Transcribe each line exactly.

################

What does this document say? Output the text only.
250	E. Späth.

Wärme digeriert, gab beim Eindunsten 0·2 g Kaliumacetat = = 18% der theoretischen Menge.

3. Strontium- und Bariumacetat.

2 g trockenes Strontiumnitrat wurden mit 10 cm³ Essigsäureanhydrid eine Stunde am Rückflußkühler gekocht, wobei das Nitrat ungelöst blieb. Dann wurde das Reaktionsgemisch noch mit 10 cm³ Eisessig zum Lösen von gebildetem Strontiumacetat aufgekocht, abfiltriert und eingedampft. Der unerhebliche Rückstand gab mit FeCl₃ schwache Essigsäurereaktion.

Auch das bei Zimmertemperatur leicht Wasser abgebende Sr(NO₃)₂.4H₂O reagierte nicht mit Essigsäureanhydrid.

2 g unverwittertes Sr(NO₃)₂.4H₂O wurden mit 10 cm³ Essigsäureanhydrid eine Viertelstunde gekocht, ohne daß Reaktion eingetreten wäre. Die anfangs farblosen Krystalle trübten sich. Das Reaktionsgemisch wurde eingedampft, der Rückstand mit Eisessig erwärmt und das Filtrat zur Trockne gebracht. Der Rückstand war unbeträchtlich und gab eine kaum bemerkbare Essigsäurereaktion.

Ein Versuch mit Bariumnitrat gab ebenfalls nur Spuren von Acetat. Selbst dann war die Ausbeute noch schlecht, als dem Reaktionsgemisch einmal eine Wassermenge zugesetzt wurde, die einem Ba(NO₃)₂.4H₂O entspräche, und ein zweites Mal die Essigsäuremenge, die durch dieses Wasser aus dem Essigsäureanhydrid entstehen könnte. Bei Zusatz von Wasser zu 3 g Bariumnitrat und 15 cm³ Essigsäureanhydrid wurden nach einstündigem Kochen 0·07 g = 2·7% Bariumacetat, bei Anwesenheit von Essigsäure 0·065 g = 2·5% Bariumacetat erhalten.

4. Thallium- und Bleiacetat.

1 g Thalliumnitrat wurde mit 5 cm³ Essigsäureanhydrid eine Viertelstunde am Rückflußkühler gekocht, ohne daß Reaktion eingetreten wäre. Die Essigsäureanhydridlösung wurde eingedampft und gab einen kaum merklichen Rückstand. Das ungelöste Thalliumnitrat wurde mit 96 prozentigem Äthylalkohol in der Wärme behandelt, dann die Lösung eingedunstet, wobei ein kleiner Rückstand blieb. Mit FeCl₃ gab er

################

_Answer to this task_
What does this document say? Output the text only.
250	E. Späth.

Wärme digeriert, gab beim Eindunsten 0·2 g Kaliumacetat = = 18% der theoretischen Menge.

3. Strontium- und Bariumacetat.

2 g trockenes Strontiumnitrat wurden mit 10 cm³ Essigsäureanhydrid eine Stunde am Rückflußkühler gekocht, wobei das Nitrat ungelöst blieb. Dann wurde das Reaktionsgemisch noch mit 10 cm³ Eisessig zum Lösen von gebildetem Strontiumacetat aufgekocht, abfiltriert und eingedampft. Der unerhebliche Rückstand gab mit FeCl₃ schwache Essigsäurereaktion.

Auch das bei Zimmertemperatur leicht Wasser abgebende Sr(NO₃)₂.4H₂O reagierte nicht mit Essigsäureanhydrid.

2 g unverwittertes Sr(NO₃)₂.4H₂O wurden mit 10 cm³ Essigsäureanhydrid eine Viertelstunde gekocht, ohne daß Reaktion eingetreten wäre. Die anfangs farblosen Krystalle trübten sich. Das Reaktionsgemisch wurde eingedampft, der Rückstand mit Eisessig erwärmt und das Filtrat zur Trockne gebracht. Der Rückstand war unbeträchtlich und gab eine kaum bemerkbare Essigsäurereaktion.

Ein Versuch mit Bariumnitrat gab ebenfalls nur Spuren von Acetat. Selbst dann war die Ausbeute noch schlecht, als dem Reaktionsgemisch einmal eine Wassermenge zugesetzt wurde, die einem Ba(NO₃)₂.4H₂O entspräche, und ein zweites Mal die Essigsäuremenge, die durch dieses Wasser aus dem Essigsäureanhydrid entstehen könnte. Bei Zusatz von Wasser zu 3 g Bariumnitrat und 15 cm³ Essigsäureanhydrid wurden nach einstündigem Kochen 0·07 g = 2·7% Bariumacetat, bei Anwesenheit von Essigsäure 0·065 g = 2·5% Bariumacetat erhalten.

4. Thallium- und Bleiacetat.

1 g Thalliumnitrat wurde mit 5 cm³ Essigsäureanhydrid eine Viertelstunde am Rückflußkühler gekocht, ohne daß Reaktion eingetreten wäre. Die Essigsäureanhydridlösung wurde eingedampft und gab einen kaum merklichen Rückstand. Das ungelöste Thalliumnitrat wurde mit 96 prozentigem Äthylalkohol in der Wärme behandelt, dann die Lösung eingedunstet, wobei ein kleiner Rückstand blieb. Mit FeCl₃ gab er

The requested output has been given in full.